What you should do:
The data below needs to be returned exactly, line for line.

Input records:
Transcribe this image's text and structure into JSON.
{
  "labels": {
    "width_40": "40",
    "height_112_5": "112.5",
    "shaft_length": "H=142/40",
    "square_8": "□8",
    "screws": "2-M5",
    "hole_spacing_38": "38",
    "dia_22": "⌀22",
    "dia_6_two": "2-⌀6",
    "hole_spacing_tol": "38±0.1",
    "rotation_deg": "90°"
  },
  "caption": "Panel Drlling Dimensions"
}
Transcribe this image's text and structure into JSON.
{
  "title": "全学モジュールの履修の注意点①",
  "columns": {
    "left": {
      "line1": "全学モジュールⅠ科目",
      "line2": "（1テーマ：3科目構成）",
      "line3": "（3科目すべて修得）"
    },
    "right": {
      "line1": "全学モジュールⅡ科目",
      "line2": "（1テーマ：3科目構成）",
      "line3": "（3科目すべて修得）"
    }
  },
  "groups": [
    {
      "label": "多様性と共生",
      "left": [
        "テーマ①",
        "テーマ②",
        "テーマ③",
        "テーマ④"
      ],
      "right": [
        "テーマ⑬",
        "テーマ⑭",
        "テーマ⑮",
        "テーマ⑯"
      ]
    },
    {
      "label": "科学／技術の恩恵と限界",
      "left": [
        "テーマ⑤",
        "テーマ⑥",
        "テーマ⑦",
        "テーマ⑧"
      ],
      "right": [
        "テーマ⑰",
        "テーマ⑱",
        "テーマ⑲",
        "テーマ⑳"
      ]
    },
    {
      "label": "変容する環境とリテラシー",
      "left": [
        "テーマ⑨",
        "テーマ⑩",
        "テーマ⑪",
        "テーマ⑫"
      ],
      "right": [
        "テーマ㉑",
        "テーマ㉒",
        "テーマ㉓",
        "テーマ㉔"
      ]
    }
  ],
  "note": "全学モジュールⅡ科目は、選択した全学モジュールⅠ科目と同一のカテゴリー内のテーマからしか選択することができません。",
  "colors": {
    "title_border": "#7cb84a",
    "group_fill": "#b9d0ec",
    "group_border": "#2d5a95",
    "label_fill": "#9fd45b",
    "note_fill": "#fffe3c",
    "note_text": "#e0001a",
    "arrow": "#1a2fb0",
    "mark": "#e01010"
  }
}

Full solution:
Transcribe this image's text and structure into JSON.
{
  "labels": {
    "width_40": "40",
    "height_112_5": "112.5",
    "shaft_length": "H=142/40",
    "square_8": "□8",
    "screws": "2-M5",
    "hole_spacing_38": "38",
    "dia_22": "⌀22",
    "dia_6_two": "2-⌀6",
    "hole_spacing_tol": "38±0.1",
    "rotation_deg": "90°"
  },
  "caption": "Panel Drlling Dimensions"
}
Transcribe this image's text and structure into JSON.
{
  "title": "全学モジュールの履修の注意点①",
  "columns": {
    "left": {
      "line1": "全学モジュールⅠ科目",
      "line2": "（1テーマ：3科目構成）",
      "line3": "（3科目すべて修得）"
    },
    "right": {
      "line1": "全学モジュールⅡ科目",
      "line2": "（1テーマ：3科目構成）",
      "line3": "（3科目すべて修得）"
    }
  },
  "groups": [
    {
      "label": "多様性と共生",
      "left": [
        "テーマ①",
        "テーマ②",
        "テーマ③",
        "テーマ④"
      ],
      "right": [
        "テーマ⑬",
        "テーマ⑭",
        "テーマ⑮",
        "テーマ⑯"
      ]
    },
    {
      "label": "科学／技術の恩恵と限界",
      "left": [
        "テーマ⑤",
        "テーマ⑥",
        "テーマ⑦",
        "テーマ⑧"
      ],
      "right": [
        "テーマ⑰",
        "テーマ⑱",
        "テーマ⑲",
        "テーマ⑳"
      ]
    },
    {
      "label": "変容する環境とリテラシー",
      "left": [
        "テーマ⑨",
        "テーマ⑩",
        "テーマ⑪",
        "テーマ⑫"
      ],
      "right": [
        "テーマ㉑",
        "テーマ㉒",
        "テーマ㉓",
        "テーマ㉔"
      ]
    }
  ],
  "note": "全学モジュールⅡ科目は、選択した全学モジュールⅠ科目と同一のカテゴリー内のテーマからしか選択することができません。",
  "colors": {
    "title_border": "#7cb84a",
    "group_fill": "#b9d0ec",
    "group_border": "#2d5a95",
    "label_fill": "#9fd45b",
    "note_fill": "#fffe3c",
    "note_text": "#e0001a",
    "arrow": "#1a2fb0",
    "mark": "#e01010"
  }
}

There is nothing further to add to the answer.